Extracted records:
** BEGIN **

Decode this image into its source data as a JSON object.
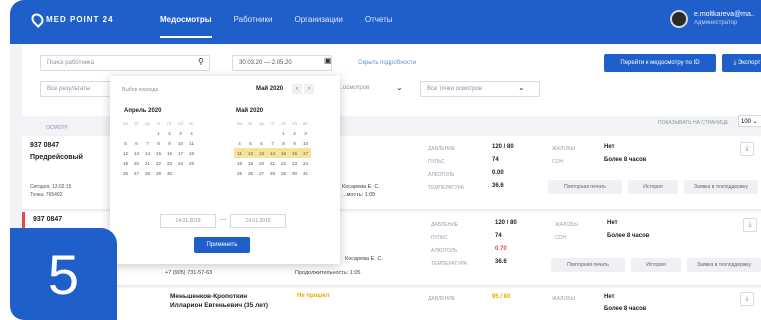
{
  "nav": {
    "logo": "MED  POINT 24",
    "items": [
      "Медосмотры",
      "Работники",
      "Организации",
      "Отчеты"
    ],
    "user_email": "e.moltkareva@ma..",
    "user_role": "Администратор"
  },
  "filters": {
    "search_placeholder": "Поиск работника",
    "date_range": "30.03.20 — 2.05.20",
    "hide_details": "Скрыть подробности",
    "goto_button": "Перейти к медосмотру по ID",
    "export_button": "Экспорт",
    "results_placeholder": "Все результаты",
    "point_select": "Все точки осмотров",
    "third_select": "...осмотров",
    "sort_label": "ОСМОТР",
    "per_page_label": "ПОКАЗЫВАТЬ НА СТРАНИЦЕ",
    "per_page_value": "100"
  },
  "calendar": {
    "header": "Выбор периода",
    "month_right_nav": "Май 2020",
    "left_month": "Апрель 2020",
    "right_month": "Май 2020",
    "weekdays": [
      "пн",
      "вт",
      "ср",
      "чт",
      "пт",
      "сб",
      "вс"
    ],
    "left_days": [
      "",
      "",
      "",
      "1",
      "2",
      "3",
      "4",
      "5",
      "6",
      "7",
      "8",
      "9",
      "10",
      "11",
      "12",
      "13",
      "14",
      "15",
      "16",
      "17",
      "18",
      "19",
      "20",
      "21",
      "22",
      "23",
      "24",
      "25",
      "26",
      "27",
      "28",
      "29",
      "30"
    ],
    "right_days": [
      "",
      "",
      "",
      "",
      "1",
      "2",
      "3",
      "4",
      "5",
      "6",
      "7",
      "8",
      "9",
      "10",
      "11",
      "12",
      "13",
      "14",
      "15",
      "16",
      "17",
      "18",
      "19",
      "20",
      "21",
      "22",
      "23",
      "24",
      "25",
      "26",
      "27",
      "28",
      "29",
      "30",
      "31"
    ],
    "date_from": "14.01.2019",
    "date_to": "14.01.2019",
    "apply_button": "Применить"
  },
  "cards": [
    {
      "id": "937 0847",
      "type": "Предрейсовый",
      "date": "Сегодня, 13:02:15",
      "point": "Точка: 765492",
      "medic": "Косарева Е. С.",
      "validity": "...мость: 1:05",
      "pressure_label": "ДАВЛЕНИЕ",
      "pressure": "120 / 80",
      "pulse_label": "ПУЛЬС",
      "pulse": "74",
      "alcohol_label": "АЛКОГОЛЬ",
      "alcohol": "0.00",
      "temp_label": "ТЕМПЕРАТУРА",
      "temp": "36.6",
      "complaints_label": "ЖАЛОБЫ",
      "complaints": "Нет",
      "sleep_label": "СОН",
      "sleep": "Более 8 часов",
      "reprint": "Повторная печать",
      "history": "История",
      "support": "Заявка в техподдержку"
    },
    {
      "id": "937 0847",
      "type": "",
      "date": "",
      "point": "",
      "phone": "+7 (905) 731-57-63",
      "medic": "Косарева Е. С.",
      "validity": "Продолжительность: 1:05",
      "pressure_label": "ДАВЛЕНИЕ",
      "pressure": "120 / 80",
      "pulse_label": "ПУЛЬС",
      "pulse": "74",
      "alcohol_label": "АЛКОГОЛЬ",
      "alcohol": "0.70",
      "temp_label": "ТЕМПЕРАТУРА",
      "temp": "36.6",
      "complaints_label": "ЖАЛОБЫ",
      "complaints": "Нет",
      "sleep_label": "СОН",
      "sleep": "Более 8 часов",
      "reprint": "Повторная печать",
      "history": "История",
      "support": "Заявка в техподдержку"
    },
    {
      "name_line1": "Меньшенков-Кропоткин",
      "name_line2": "Илларион Евгеньевич (35 лет)",
      "status": "Не прошел",
      "pressure_label": "ДАВЛЕНИЕ",
      "pressure": "95 / 80",
      "complaints_label": "ЖАЛОБЫ",
      "complaints": "Нет",
      "sleep": "Более 8 часов"
    }
  ],
  "badge": "5"
}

** END **

**EXERCISE REQUIREMENTS**
Every entry must be reproduced exactly, with the images left out.

**SOLUTION BELOW**
Decode this image into its source data as a JSON object.
{
  "nav": {
    "logo": "MED  POINT 24",
    "items": [
      "Медосмотры",
      "Работники",
      "Организации",
      "Отчеты"
    ],
    "user_email": "e.moltkareva@ma..",
    "user_role": "Администратор"
  },
  "filters": {
    "search_placeholder": "Поиск работника",
    "date_range": "30.03.20 — 2.05.20",
    "hide_details": "Скрыть подробности",
    "goto_button": "Перейти к медосмотру по ID",
    "export_button": "Экспорт",
    "results_placeholder": "Все результаты",
    "point_select": "Все точки осмотров",
    "third_select": "...осмотров",
    "sort_label": "ОСМОТР",
    "per_page_label": "ПОКАЗЫВАТЬ НА СТРАНИЦЕ",
    "per_page_value": "100"
  },
  "calendar": {
    "header": "Выбор периода",
    "month_right_nav": "Май 2020",
    "left_month": "Апрель 2020",
    "right_month": "Май 2020",
    "weekdays": [
      "пн",
      "вт",
      "ср",
      "чт",
      "пт",
      "сб",
      "вс"
    ],
    "left_days": [
      "",
      "",
      "",
      "1",
      "2",
      "3",
      "4",
      "5",
      "6",
      "7",
      "8",
      "9",
      "10",
      "11",
      "12",
      "13",
      "14",
      "15",
      "16",
      "17",
      "18",
      "19",
      "20",
      "21",
      "22",
      "23",
      "24",
      "25",
      "26",
      "27",
      "28",
      "29",
      "30"
    ],
    "right_days": [
      "",
      "",
      "",
      "",
      "1",
      "2",
      "3",
      "4",
      "5",
      "6",
      "7",
      "8",
      "9",
      "10",
      "11",
      "12",
      "13",
      "14",
      "15",
      "16",
      "17",
      "18",
      "19",
      "20",
      "21",
      "22",
      "23",
      "24",
      "25",
      "26",
      "27",
      "28",
      "29",
      "30",
      "31"
    ],
    "date_from": "14.01.2019",
    "date_to": "14.01.2019",
    "apply_button": "Применить"
  },
  "cards": [
    {
      "id": "937 0847",
      "type": "Предрейсовый",
      "date": "Сегодня, 13:02:15",
      "point": "Точка: 765492",
      "medic": "Косарева Е. С.",
      "validity": "...мость: 1:05",
      "pressure_label": "ДАВЛЕНИЕ",
      "pressure": "120 / 80",
      "pulse_label": "ПУЛЬС",
      "pulse": "74",
      "alcohol_label": "АЛКОГОЛЬ",
      "alcohol": "0.00",
      "temp_label": "ТЕМПЕРАТУРА",
      "temp": "36.6",
      "complaints_label": "ЖАЛОБЫ",
      "complaints": "Нет",
      "sleep_label": "СОН",
      "sleep": "Более 8 часов",
      "reprint": "Повторная печать",
      "history": "История",
      "support": "Заявка в техподдержку"
    },
    {
      "id": "937 0847",
      "type": "",
      "date": "",
      "point": "",
      "phone": "+7 (905) 731-57-63",
      "medic": "Косарева Е. С.",
      "validity": "Продолжительность: 1:05",
      "pressure_label": "ДАВЛЕНИЕ",
      "pressure": "120 / 80",
      "pulse_label": "ПУЛЬС",
      "pulse": "74",
      "alcohol_label": "АЛКОГОЛЬ",
      "alcohol": "0.70",
      "temp_label": "ТЕМПЕРАТУРА",
      "temp": "36.6",
      "complaints_label": "ЖАЛОБЫ",
      "complaints": "Нет",
      "sleep_label": "СОН",
      "sleep": "Более 8 часов",
      "reprint": "Повторная печать",
      "history": "История",
      "support": "Заявка в техподдержку"
    },
    {
      "name_line1": "Меньшенков-Кропоткин",
      "name_line2": "Илларион Евгеньевич (35 лет)",
      "status": "Не прошел",
      "pressure_label": "ДАВЛЕНИЕ",
      "pressure": "95 / 80",
      "complaints_label": "ЖАЛОБЫ",
      "complaints": "Нет",
      "sleep": "Более 8 часов"
    }
  ],
  "badge": "5"
}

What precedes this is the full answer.